## Request:
Transcribe the listing verbatim. Do not carry over any pictures.

## Record extracts:

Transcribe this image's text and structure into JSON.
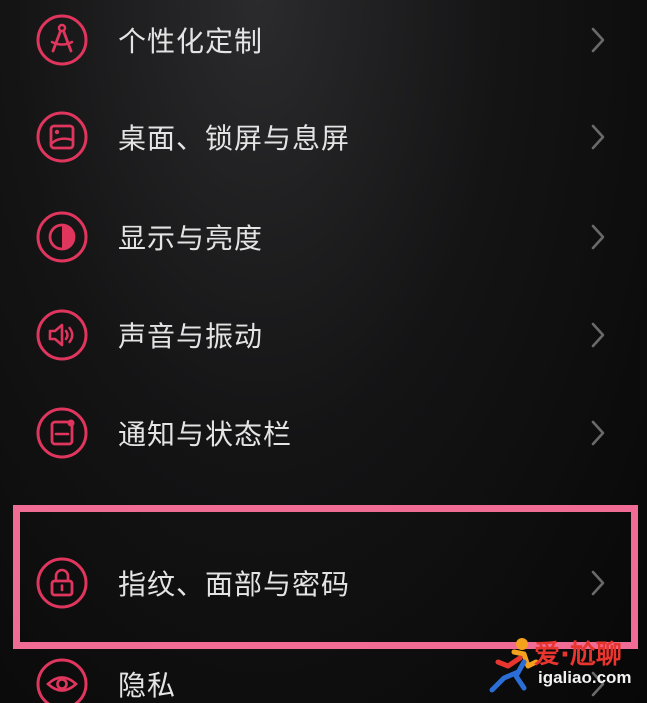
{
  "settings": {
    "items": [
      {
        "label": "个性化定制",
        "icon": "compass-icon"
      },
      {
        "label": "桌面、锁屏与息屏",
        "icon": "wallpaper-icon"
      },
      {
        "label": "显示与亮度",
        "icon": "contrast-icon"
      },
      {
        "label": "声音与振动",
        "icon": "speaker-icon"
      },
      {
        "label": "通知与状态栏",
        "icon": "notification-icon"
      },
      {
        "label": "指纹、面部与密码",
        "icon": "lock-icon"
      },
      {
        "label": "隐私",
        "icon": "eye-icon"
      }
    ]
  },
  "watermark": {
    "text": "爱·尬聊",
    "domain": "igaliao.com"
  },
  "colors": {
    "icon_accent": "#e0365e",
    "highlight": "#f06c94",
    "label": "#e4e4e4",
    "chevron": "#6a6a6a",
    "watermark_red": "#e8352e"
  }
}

## Result:
Transcribe this image's text and structure into JSON.
{
  "settings": {
    "items": [
      {
        "label": "个性化定制",
        "icon": "compass-icon"
      },
      {
        "label": "桌面、锁屏与息屏",
        "icon": "wallpaper-icon"
      },
      {
        "label": "显示与亮度",
        "icon": "contrast-icon"
      },
      {
        "label": "声音与振动",
        "icon": "speaker-icon"
      },
      {
        "label": "通知与状态栏",
        "icon": "notification-icon"
      },
      {
        "label": "指纹、面部与密码",
        "icon": "lock-icon"
      },
      {
        "label": "隐私",
        "icon": "eye-icon"
      }
    ]
  },
  "watermark": {
    "text": "爱·尬聊",
    "domain": "igaliao.com"
  },
  "colors": {
    "icon_accent": "#e0365e",
    "highlight": "#f06c94",
    "label": "#e4e4e4",
    "chevron": "#6a6a6a",
    "watermark_red": "#e8352e"
  }
}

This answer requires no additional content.